**AIM OF THE TASK**.
Transcribe the records below exactly as they appear, omitting any pictures.

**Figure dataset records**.
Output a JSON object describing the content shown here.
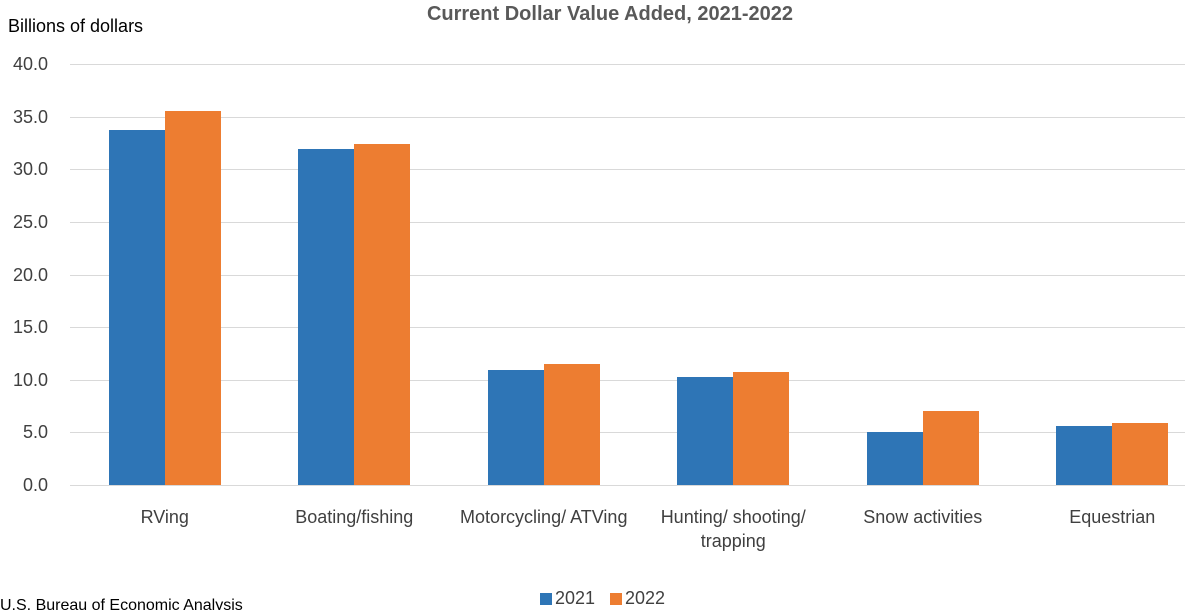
{
  "chart_data": {
    "type": "bar",
    "title": "Current Dollar Value Added, 2021-2022",
    "y_axis_label": "Billions of dollars",
    "source": "U.S. Bureau of Economic Analysis",
    "categories": [
      "RVing",
      "Boating/fishing",
      "Motorcycling/ ATVing",
      "Hunting/ shooting/ trapping",
      "Snow activities",
      "Equestrian"
    ],
    "series": [
      {
        "name": "2021",
        "color": "#2e75b6",
        "values": [
          33.7,
          31.9,
          10.9,
          10.3,
          5.0,
          5.6
        ]
      },
      {
        "name": "2022",
        "color": "#ed7d31",
        "values": [
          35.5,
          32.4,
          11.5,
          10.7,
          7.0,
          5.9
        ]
      }
    ],
    "ylim": [
      0,
      40
    ],
    "yticks": [
      {
        "value": 0,
        "label": "0.0"
      },
      {
        "value": 5,
        "label": "5.0"
      },
      {
        "value": 10,
        "label": "10.0"
      },
      {
        "value": 15,
        "label": "15.0"
      },
      {
        "value": 20,
        "label": "20.0"
      },
      {
        "value": 25,
        "label": "25.0"
      },
      {
        "value": 30,
        "label": "30.0"
      },
      {
        "value": 35,
        "label": "35.0"
      },
      {
        "value": 40,
        "label": "40.0"
      }
    ],
    "grid": true,
    "legend": "bottom"
  }
}
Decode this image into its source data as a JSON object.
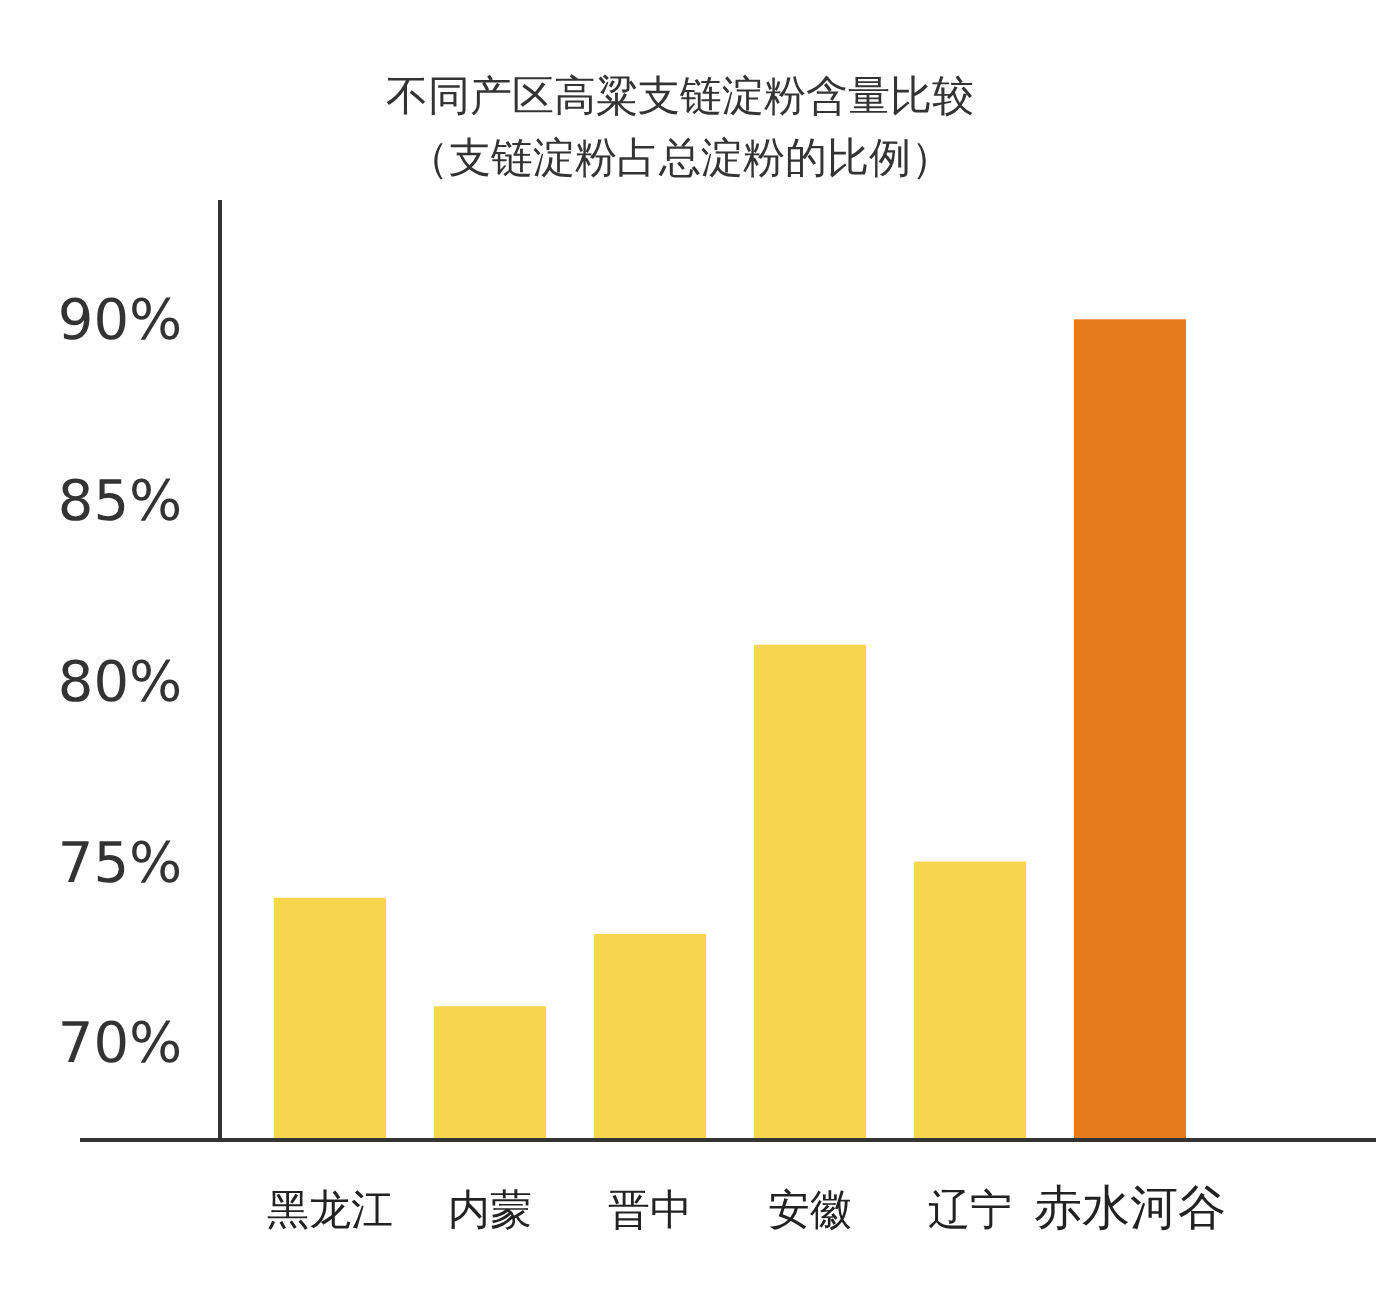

**FULL RESPONSE**.
Output a JSON object describing the content shown here.
{
  "chart_data": {
    "type": "bar",
    "title": "Current Dollar Value Added, 2021-2022",
    "y_axis_label": "Billions of dollars",
    "source": "U.S. Bureau of Economic Analysis",
    "categories": [
      "RVing",
      "Boating/fishing",
      "Motorcycling/ ATVing",
      "Hunting/ shooting/ trapping",
      "Snow activities",
      "Equestrian"
    ],
    "series": [
      {
        "name": "2021",
        "color": "#2e75b6",
        "values": [
          33.7,
          31.9,
          10.9,
          10.3,
          5.0,
          5.6
        ]
      },
      {
        "name": "2022",
        "color": "#ed7d31",
        "values": [
          35.5,
          32.4,
          11.5,
          10.7,
          7.0,
          5.9
        ]
      }
    ],
    "ylim": [
      0,
      40
    ],
    "yticks": [
      {
        "value": 0,
        "label": "0.0"
      },
      {
        "value": 5,
        "label": "5.0"
      },
      {
        "value": 10,
        "label": "10.0"
      },
      {
        "value": 15,
        "label": "15.0"
      },
      {
        "value": 20,
        "label": "20.0"
      },
      {
        "value": 25,
        "label": "25.0"
      },
      {
        "value": 30,
        "label": "30.0"
      },
      {
        "value": 35,
        "label": "35.0"
      },
      {
        "value": 40,
        "label": "40.0"
      }
    ],
    "grid": true,
    "legend": "bottom"
  }
}
Decode this image into its source data as a JSON object.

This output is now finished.